#### DATASET ROWS

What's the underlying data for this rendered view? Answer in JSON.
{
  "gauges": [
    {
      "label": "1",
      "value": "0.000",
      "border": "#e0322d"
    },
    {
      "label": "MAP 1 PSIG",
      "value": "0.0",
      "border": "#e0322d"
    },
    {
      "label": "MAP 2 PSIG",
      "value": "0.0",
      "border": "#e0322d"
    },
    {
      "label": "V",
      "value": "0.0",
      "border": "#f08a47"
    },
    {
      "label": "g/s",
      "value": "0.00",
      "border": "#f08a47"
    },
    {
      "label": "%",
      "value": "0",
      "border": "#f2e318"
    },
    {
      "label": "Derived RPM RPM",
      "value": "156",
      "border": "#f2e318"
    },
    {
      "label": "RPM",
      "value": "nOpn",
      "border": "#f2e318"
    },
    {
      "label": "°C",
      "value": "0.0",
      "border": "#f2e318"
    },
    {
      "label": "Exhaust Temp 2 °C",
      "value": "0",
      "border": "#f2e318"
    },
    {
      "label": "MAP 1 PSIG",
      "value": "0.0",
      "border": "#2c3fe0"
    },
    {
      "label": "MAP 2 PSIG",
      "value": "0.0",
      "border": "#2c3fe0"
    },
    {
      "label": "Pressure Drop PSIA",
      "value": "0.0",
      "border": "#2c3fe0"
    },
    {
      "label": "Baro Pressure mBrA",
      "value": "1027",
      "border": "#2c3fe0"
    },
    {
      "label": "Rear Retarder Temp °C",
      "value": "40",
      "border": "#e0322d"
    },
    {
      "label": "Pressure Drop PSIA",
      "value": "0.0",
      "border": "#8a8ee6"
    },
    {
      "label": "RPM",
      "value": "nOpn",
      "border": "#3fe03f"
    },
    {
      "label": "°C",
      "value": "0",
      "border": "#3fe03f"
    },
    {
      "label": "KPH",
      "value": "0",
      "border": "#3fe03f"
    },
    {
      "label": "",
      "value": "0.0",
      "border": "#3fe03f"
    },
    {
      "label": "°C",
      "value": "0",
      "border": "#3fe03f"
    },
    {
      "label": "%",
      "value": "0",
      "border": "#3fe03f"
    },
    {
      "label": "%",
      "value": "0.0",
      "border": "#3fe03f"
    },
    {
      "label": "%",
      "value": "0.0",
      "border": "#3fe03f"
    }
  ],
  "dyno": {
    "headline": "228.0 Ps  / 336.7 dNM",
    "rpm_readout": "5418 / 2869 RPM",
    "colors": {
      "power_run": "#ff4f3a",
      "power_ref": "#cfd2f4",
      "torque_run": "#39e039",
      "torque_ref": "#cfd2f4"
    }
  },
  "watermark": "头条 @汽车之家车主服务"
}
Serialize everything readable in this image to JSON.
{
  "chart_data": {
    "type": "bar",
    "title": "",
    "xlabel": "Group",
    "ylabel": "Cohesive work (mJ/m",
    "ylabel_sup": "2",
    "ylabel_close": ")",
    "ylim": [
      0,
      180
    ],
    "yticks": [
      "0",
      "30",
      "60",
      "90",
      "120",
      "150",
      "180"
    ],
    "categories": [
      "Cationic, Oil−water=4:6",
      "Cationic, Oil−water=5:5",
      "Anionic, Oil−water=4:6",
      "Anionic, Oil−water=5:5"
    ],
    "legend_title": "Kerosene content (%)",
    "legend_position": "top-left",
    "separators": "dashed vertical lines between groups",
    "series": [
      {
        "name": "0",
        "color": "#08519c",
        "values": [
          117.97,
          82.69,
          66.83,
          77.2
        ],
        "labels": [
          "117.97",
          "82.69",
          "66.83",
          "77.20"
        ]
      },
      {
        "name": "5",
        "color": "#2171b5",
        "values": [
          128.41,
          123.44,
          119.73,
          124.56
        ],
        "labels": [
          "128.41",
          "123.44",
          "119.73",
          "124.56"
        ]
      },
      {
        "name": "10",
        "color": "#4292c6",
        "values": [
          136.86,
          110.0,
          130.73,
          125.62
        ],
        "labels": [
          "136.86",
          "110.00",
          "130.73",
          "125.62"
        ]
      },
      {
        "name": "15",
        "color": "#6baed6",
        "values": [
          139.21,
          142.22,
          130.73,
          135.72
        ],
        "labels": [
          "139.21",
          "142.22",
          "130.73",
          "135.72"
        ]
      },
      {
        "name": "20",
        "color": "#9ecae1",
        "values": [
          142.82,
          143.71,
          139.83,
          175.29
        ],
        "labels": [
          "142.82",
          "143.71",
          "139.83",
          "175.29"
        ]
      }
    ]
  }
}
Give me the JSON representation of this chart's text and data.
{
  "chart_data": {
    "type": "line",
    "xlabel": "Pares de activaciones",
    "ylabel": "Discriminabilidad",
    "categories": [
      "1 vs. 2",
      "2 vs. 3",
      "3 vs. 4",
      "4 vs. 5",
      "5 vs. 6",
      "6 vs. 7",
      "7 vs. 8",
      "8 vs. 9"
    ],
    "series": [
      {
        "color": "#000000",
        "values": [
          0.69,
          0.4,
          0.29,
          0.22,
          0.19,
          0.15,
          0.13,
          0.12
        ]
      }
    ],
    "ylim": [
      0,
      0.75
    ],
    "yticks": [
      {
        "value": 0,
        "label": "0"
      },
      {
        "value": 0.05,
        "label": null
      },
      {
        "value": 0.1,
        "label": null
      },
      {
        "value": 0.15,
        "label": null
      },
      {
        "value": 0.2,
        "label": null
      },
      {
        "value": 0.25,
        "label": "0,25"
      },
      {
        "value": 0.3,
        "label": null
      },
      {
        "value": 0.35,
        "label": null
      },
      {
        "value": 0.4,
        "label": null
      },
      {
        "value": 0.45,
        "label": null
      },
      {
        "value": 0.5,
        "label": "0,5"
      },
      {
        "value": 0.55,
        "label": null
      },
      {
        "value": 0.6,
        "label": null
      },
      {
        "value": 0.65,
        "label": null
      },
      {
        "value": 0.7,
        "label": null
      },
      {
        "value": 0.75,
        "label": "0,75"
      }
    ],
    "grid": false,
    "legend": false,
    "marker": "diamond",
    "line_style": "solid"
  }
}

########

* **GIVEN REQUEST**:
From the records above, pick out and copy each line holding the word "JSON".

* **THE RESPONSE**:
What's the underlying data for this rendered view? Answer in JSON.
Serialize everything readable in this image to JSON.
Give me the JSON representation of this chart's text and data.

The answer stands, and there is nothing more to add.